WHAT TO WORK ON: Identify and copy all lines of the material where the string "Lithium" is found.

ENTRIES SHOWN:

* * *

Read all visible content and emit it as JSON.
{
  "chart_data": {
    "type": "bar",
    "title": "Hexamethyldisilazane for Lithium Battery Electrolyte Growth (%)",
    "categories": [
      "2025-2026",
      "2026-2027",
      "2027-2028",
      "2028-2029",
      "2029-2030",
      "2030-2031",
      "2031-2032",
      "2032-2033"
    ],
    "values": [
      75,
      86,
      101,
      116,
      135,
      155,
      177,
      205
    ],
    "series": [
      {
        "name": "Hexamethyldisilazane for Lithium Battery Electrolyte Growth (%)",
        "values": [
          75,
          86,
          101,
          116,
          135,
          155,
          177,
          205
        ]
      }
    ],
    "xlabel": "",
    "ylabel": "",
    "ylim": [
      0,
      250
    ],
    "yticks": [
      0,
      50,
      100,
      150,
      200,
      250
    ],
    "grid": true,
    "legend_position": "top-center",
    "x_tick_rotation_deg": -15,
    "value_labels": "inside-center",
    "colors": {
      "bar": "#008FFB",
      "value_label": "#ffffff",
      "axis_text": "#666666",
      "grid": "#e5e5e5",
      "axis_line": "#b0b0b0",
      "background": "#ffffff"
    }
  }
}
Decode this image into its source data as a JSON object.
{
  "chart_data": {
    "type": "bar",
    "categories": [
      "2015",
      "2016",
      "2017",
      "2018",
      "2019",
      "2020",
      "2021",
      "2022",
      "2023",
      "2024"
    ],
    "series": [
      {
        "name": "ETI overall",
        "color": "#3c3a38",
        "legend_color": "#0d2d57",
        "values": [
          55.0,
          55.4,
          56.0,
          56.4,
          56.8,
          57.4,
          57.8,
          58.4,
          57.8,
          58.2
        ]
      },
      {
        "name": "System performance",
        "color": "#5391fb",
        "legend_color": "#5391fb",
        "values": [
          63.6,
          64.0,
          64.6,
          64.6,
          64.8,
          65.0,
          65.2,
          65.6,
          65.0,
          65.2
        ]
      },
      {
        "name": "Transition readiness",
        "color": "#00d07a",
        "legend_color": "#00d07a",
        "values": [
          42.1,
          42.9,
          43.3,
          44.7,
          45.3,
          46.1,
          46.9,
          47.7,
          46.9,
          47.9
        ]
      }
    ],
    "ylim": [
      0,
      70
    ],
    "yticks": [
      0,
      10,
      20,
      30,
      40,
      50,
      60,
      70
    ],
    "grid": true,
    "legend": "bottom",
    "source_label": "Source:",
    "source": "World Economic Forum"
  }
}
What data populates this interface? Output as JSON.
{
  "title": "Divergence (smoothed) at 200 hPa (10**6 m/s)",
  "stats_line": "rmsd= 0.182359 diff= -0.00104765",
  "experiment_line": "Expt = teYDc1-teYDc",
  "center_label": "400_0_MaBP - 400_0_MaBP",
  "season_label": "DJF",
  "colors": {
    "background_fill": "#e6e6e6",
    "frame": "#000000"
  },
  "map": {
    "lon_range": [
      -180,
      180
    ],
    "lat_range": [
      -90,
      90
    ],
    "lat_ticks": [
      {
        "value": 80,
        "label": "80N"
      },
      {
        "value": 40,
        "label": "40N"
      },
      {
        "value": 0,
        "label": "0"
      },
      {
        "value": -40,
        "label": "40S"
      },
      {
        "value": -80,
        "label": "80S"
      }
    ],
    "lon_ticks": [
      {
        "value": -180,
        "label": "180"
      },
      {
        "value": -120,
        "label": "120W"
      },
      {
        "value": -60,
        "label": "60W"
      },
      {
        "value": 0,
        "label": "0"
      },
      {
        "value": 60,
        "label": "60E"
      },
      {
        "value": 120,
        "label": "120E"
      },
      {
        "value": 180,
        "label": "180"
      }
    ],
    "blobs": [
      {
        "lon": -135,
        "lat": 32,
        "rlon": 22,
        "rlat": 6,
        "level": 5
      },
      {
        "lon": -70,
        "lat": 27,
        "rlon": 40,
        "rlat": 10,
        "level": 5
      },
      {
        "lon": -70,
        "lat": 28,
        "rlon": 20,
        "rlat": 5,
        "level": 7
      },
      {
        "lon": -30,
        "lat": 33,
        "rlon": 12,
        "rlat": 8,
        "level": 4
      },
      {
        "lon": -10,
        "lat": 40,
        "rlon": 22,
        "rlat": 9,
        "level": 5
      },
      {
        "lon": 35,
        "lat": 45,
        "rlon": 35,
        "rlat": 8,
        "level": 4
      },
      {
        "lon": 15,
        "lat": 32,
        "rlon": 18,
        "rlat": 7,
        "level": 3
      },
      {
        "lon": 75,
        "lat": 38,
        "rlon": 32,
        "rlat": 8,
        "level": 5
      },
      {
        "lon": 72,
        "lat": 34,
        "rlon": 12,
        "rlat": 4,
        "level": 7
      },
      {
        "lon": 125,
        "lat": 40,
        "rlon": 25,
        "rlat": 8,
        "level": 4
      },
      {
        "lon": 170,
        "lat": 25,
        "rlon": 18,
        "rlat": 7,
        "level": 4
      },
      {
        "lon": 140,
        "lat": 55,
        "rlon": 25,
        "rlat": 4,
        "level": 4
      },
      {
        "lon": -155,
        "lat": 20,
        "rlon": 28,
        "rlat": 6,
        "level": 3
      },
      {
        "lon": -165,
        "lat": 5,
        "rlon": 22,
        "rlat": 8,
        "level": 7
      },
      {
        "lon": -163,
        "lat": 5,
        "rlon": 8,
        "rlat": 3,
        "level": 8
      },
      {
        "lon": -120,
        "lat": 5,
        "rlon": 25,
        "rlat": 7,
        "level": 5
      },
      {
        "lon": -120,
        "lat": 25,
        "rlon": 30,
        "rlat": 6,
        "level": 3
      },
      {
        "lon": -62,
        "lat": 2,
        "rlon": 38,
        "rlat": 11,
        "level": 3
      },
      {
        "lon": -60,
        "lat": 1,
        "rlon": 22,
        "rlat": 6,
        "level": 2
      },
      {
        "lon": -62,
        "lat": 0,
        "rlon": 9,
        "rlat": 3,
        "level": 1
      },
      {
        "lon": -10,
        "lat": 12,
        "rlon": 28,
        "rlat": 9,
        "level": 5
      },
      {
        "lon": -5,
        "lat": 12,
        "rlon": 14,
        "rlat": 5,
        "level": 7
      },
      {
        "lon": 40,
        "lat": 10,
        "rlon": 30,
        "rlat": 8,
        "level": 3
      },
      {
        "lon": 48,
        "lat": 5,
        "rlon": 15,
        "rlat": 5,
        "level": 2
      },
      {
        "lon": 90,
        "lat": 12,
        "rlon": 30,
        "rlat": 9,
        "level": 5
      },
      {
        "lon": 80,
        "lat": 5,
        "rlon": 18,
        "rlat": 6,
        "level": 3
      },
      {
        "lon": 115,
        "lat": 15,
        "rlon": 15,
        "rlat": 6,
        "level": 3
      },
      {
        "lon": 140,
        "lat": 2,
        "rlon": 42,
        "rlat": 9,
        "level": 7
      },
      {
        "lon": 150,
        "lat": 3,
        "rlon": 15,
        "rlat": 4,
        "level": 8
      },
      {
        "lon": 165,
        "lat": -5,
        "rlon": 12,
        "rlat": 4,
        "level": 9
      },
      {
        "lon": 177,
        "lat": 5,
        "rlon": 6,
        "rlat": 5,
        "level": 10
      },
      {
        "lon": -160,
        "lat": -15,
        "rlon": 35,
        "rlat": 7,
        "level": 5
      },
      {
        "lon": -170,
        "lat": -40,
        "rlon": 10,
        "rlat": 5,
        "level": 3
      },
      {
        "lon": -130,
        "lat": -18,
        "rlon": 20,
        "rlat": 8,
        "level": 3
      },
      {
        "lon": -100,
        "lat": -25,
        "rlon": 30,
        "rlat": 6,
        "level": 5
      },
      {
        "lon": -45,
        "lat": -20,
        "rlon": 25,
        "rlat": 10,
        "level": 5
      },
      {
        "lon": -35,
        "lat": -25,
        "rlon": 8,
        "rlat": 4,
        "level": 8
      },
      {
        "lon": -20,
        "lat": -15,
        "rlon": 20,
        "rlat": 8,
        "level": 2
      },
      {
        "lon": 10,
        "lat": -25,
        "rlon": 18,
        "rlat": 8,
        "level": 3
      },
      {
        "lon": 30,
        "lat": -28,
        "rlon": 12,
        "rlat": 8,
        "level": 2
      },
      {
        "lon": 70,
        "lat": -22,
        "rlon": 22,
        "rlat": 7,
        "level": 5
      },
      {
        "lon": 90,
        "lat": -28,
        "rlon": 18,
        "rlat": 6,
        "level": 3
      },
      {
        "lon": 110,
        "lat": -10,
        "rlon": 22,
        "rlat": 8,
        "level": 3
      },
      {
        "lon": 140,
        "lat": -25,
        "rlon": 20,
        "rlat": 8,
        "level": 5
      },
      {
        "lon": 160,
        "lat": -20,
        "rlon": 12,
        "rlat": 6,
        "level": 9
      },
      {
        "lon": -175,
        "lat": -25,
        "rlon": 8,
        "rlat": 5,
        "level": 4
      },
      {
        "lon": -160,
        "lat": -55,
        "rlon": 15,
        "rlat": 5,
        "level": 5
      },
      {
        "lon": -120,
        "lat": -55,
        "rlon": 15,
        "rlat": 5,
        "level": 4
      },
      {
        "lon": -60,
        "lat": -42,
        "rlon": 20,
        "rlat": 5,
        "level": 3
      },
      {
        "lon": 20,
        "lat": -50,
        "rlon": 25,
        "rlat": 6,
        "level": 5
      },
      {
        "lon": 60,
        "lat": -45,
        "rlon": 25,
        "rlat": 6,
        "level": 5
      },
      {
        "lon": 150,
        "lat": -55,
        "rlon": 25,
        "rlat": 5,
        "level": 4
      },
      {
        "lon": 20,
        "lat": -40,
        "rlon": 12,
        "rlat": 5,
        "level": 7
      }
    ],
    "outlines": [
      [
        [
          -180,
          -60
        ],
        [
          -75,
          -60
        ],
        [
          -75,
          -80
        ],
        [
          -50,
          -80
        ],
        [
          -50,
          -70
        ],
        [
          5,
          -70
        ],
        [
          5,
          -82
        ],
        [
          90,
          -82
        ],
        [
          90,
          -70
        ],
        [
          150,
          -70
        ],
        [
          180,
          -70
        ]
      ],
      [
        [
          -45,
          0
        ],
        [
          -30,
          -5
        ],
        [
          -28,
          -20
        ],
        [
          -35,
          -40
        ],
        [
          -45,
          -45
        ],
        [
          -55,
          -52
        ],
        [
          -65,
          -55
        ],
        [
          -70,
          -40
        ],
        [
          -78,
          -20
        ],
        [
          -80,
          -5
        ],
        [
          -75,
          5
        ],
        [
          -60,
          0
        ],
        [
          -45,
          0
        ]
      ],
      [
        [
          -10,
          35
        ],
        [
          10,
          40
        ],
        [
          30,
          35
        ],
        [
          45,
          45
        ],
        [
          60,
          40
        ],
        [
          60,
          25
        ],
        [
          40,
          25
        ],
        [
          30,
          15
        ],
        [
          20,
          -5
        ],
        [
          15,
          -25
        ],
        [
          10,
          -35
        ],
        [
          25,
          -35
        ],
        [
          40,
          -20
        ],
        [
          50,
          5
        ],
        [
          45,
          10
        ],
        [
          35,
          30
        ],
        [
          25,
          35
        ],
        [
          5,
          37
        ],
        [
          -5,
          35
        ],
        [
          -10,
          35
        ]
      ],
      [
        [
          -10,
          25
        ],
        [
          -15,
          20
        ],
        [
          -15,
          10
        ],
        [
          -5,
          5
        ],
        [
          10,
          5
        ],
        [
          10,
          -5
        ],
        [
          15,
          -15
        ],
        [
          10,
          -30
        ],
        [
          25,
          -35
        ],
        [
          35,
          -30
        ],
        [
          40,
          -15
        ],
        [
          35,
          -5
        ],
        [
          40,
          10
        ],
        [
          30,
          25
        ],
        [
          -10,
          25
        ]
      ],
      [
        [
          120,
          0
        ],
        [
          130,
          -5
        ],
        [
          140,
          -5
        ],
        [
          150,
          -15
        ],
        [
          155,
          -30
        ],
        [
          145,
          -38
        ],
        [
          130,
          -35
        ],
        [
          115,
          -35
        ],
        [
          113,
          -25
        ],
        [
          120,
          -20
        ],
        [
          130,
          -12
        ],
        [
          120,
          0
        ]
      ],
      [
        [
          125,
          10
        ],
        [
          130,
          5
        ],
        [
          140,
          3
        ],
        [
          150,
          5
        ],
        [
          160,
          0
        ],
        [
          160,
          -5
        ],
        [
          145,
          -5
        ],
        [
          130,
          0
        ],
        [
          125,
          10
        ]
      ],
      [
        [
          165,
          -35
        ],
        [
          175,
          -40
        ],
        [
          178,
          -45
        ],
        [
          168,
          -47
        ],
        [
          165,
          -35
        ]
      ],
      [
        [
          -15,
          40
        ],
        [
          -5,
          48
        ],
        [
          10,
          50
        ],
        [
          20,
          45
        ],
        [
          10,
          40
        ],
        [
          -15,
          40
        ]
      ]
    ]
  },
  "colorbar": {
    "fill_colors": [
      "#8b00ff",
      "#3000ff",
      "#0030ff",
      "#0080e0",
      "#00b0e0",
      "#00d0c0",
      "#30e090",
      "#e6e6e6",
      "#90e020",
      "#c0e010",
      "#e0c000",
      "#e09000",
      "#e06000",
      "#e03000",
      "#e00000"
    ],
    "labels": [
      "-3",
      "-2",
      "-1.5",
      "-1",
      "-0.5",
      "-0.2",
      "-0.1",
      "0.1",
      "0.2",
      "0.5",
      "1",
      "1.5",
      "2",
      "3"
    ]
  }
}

* * *

RIGHT ANSWER:
    "title": "Hexamethyldisilazane for Lithium Battery Electrolyte Growth (%)",
        "name": "Hexamethyldisilazane for Lithium Battery Electrolyte Growth (%)",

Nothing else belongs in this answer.